▸ **What to do**: Which lines in the material below contain the word "приаэродромной"? Copy each of them.
————
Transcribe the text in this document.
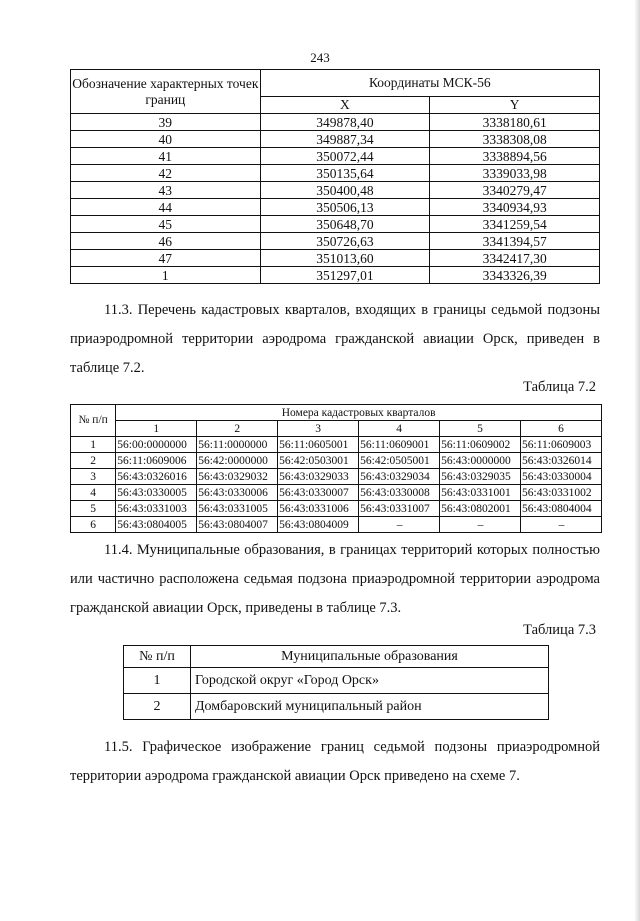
243
Обозначение характерных точек границ	Координаты МСК-56	
	X	Y
39	349878,40	3338180,61
40	349887,34	3338308,08
41	350072,44	3338894,56
42	350135,64	3339033,98
43	350400,48	3340279,47
44	350506,13	3340934,93
45	350648,70	3341259,54
46	350726,63	3341394,57
47	351013,60	3342417,30
1	351297,01	3343326,39
11.3. Перечень кадастровых кварталов, входящих в границы седьмой подзоны приаэродромной территории аэродрома гражданской авиации Орск, приведен в таблице 7.2.
Таблица 7.2
№ п/п	Номера кадастровых кварталов					
	1	2	3	4	5	6
1	56:00:0000000	56:11:0000000	56:11:0605001	56:11:0609001	56:11:0609002	56:11:0609003
2	56:11:0609006	56:42:0000000	56:42:0503001	56:42:0505001	56:43:0000000	56:43:0326014
3	56:43:0326016	56:43:0329032	56:43:0329033	56:43:0329034	56:43:0329035	56:43:0330004
4	56:43:0330005	56:43:0330006	56:43:0330007	56:43:0330008	56:43:0331001	56:43:0331002
5	56:43:0331003	56:43:0331005	56:43:0331006	56:43:0331007	56:43:0802001	56:43:0804004
6	56:43:0804005	56:43:0804007	56:43:0804009	–	–	–
11.4. Муниципальные образования, в границах территорий которых полностью или частично расположена седьмая подзона приаэродромной территории аэродрома гражданской авиации Орск, приведены в таблице 7.3.
Таблица 7.3
№ п/п	Муниципальные образования
1	Городской округ «Город Орск»
2	Домбаровский муниципальный район
11.5. Графическое изображение границ седьмой подзоны приаэродромной территории аэродрома гражданской авиации Орск приведено на схеме 7.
————
▸ **Answer to this exercise**:
11.3. Перечень кадастровых кварталов, входящих в границы седьмой подзоны приаэродромной территории аэродрома гражданской авиации Орск, приведен в таблице 7.2.
11.4. Муниципальные образования, в границах территорий которых полностью или частично расположена седьмая подзона приаэродромной территории аэродрома гражданской авиации Орск, приведены в таблице 7.3.
11.5. Графическое изображение границ седьмой подзоны приаэродромной территории аэродрома гражданской авиации Орск приведено на схеме 7.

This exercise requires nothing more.